§ Given instruction: Listed below are entries; give the number of lines among them that include "from", and only that number.
________________
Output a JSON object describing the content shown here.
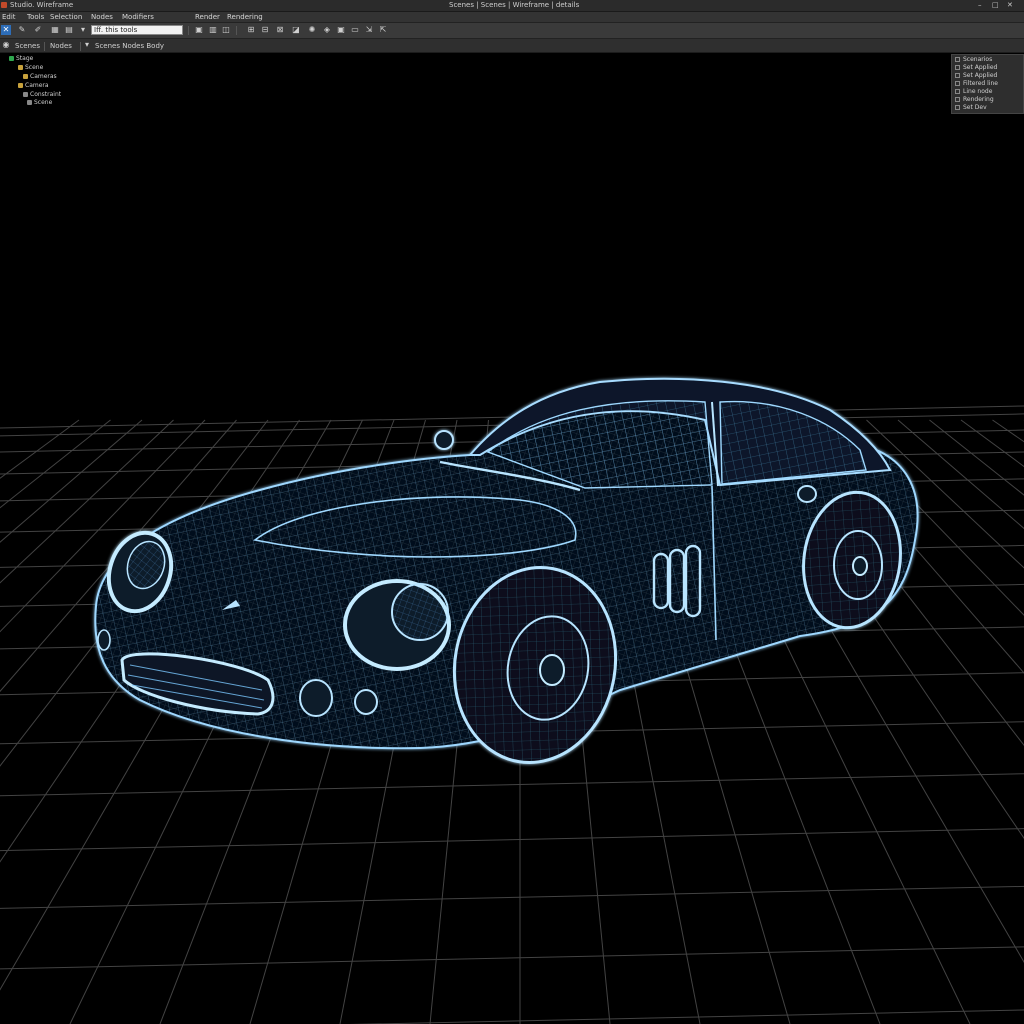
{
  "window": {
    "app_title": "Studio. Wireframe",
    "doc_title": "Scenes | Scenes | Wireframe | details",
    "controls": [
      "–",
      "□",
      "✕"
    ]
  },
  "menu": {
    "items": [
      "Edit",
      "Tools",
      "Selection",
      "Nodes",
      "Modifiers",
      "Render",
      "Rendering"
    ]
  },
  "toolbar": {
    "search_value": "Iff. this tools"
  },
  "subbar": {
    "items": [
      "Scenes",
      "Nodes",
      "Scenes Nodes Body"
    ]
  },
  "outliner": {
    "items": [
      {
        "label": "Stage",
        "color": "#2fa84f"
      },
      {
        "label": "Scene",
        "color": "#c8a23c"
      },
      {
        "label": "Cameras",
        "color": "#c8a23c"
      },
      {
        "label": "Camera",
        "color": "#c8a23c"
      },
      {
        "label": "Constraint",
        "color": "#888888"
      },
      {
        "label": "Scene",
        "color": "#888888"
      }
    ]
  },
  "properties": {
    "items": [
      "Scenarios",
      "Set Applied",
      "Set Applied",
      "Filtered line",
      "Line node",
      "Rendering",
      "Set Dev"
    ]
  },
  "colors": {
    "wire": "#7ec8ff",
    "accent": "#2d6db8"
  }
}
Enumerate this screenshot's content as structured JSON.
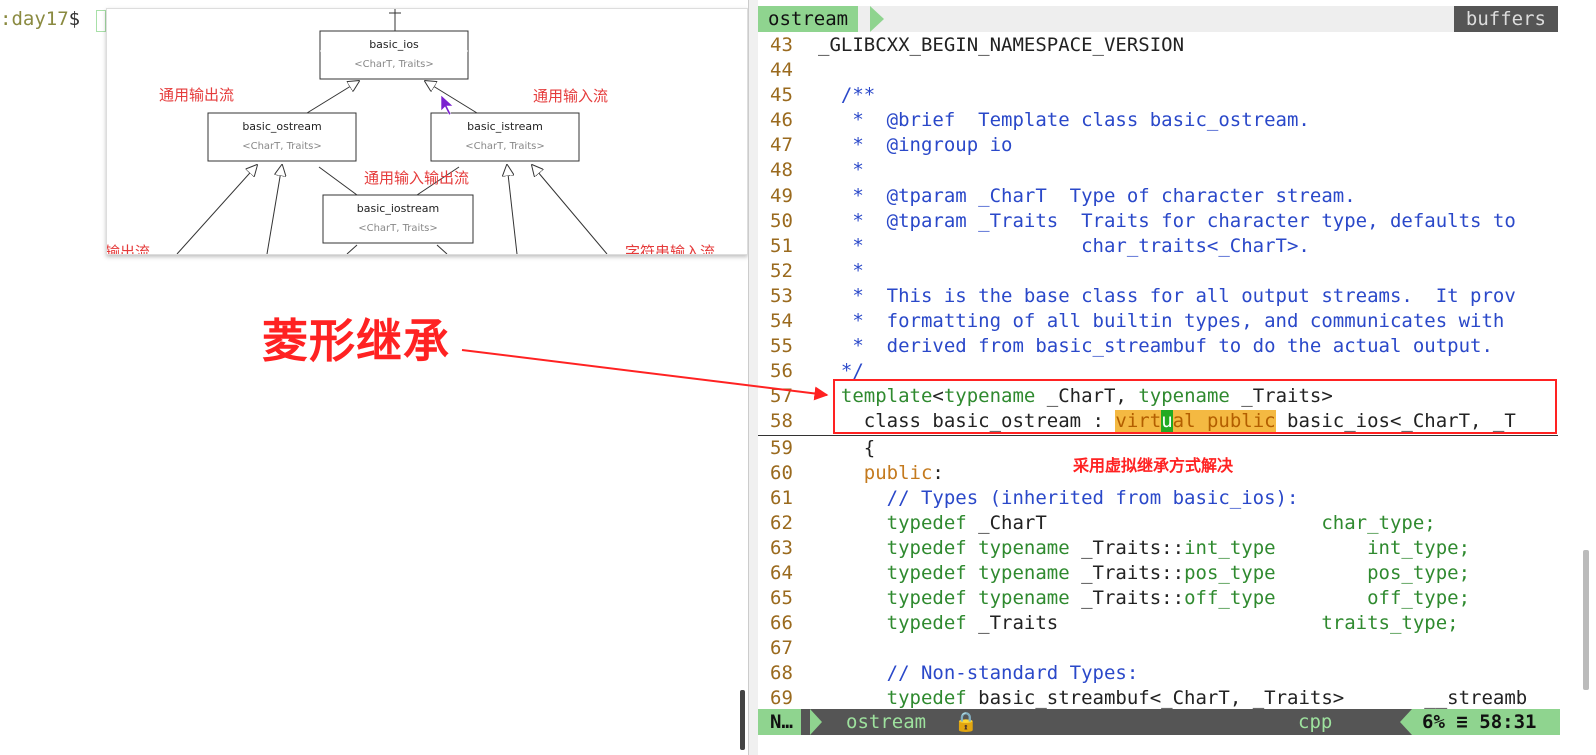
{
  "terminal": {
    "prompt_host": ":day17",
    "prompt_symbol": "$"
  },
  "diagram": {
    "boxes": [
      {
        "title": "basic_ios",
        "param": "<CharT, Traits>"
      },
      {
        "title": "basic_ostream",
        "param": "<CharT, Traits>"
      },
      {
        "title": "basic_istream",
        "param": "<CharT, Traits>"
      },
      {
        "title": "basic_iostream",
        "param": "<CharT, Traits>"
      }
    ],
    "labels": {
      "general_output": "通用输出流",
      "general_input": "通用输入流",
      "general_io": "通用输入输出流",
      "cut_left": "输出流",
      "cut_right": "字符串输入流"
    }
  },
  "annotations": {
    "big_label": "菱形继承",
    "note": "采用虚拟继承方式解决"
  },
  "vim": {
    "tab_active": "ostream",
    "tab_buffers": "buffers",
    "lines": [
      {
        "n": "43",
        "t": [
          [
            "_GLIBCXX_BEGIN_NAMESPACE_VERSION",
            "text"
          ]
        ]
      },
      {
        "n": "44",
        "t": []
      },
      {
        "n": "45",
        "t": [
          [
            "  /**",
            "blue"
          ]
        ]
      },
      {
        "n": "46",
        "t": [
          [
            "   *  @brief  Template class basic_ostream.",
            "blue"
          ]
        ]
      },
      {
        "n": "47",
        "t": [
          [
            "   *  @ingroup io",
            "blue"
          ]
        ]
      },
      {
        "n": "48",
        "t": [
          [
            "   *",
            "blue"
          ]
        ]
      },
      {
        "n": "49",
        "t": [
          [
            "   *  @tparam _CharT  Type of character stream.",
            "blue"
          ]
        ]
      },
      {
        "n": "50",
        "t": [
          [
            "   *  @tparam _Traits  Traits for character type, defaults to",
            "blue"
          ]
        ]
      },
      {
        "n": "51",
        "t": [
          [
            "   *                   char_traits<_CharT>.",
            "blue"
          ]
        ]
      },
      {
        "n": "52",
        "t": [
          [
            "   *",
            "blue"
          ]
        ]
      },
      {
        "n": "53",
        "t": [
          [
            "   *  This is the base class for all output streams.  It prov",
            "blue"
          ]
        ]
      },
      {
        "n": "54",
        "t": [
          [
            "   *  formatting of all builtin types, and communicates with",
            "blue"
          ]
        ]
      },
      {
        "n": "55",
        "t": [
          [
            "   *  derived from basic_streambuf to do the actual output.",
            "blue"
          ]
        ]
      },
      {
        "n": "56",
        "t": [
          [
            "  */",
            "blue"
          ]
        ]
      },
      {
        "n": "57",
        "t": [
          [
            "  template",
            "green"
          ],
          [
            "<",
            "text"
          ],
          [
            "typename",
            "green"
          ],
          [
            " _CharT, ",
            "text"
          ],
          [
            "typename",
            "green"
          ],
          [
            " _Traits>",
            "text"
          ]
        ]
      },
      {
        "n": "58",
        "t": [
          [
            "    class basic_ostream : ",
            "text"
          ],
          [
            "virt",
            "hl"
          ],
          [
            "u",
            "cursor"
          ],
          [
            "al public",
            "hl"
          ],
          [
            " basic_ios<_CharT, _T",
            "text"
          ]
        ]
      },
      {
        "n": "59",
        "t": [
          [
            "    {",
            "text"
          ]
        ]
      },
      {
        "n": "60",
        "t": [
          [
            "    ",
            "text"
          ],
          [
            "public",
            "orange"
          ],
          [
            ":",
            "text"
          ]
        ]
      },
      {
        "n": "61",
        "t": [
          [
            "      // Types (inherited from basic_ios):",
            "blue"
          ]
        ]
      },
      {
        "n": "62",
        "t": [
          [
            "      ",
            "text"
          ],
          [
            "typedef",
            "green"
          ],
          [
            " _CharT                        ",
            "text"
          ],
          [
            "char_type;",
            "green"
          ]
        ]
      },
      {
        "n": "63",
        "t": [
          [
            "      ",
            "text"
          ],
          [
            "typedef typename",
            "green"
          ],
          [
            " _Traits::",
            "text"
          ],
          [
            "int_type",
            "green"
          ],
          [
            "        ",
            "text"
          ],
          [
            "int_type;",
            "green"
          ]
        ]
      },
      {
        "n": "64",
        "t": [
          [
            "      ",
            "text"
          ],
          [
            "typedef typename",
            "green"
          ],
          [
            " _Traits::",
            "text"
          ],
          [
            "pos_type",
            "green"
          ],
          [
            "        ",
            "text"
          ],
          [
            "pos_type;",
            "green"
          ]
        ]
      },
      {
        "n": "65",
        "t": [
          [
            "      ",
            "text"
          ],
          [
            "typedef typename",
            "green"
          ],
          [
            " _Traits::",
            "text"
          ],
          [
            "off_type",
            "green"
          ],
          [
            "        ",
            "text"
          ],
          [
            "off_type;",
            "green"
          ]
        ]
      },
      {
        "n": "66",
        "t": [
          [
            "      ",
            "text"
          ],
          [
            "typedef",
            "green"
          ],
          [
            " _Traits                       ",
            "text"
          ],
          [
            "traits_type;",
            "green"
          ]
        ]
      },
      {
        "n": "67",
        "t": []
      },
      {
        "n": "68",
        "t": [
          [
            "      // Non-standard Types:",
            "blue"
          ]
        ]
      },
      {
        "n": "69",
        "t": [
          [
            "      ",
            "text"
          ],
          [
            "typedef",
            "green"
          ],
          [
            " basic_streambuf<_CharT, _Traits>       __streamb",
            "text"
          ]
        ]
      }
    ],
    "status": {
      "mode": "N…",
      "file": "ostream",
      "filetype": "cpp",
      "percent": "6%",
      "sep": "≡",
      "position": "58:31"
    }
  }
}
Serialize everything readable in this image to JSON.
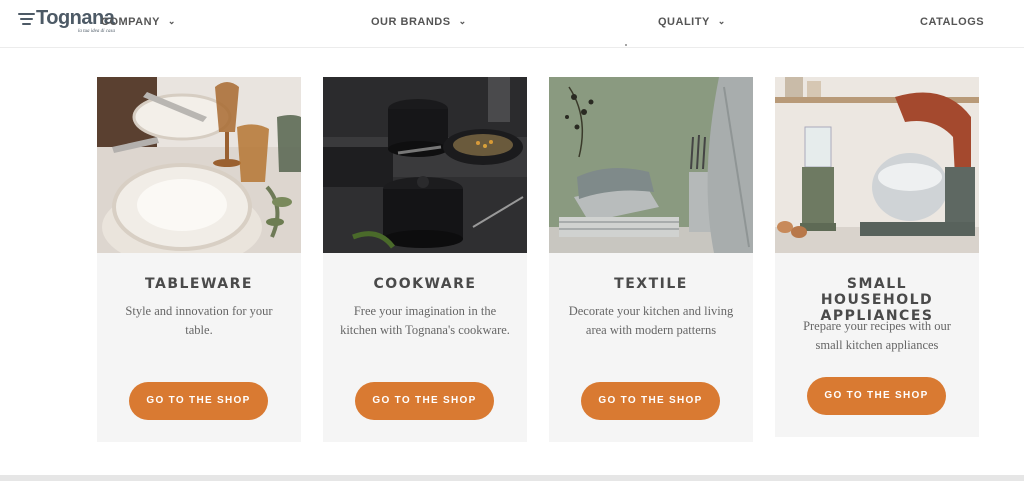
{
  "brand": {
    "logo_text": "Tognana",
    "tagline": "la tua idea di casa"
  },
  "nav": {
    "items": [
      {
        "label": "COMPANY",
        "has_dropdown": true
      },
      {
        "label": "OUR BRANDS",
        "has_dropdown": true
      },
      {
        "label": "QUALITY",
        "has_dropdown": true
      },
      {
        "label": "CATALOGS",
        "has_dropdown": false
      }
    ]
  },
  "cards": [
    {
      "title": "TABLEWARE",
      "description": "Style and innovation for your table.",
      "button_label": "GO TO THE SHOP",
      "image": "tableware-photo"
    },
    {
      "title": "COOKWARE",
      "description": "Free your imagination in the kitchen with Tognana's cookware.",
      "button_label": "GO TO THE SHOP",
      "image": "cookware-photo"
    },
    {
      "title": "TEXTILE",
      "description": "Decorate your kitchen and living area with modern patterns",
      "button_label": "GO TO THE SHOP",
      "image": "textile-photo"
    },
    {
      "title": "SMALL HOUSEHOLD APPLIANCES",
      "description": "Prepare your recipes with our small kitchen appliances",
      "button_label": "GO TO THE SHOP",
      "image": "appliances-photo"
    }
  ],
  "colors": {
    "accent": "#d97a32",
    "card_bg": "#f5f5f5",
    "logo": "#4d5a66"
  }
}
________________
§ Answer for this exercise: 2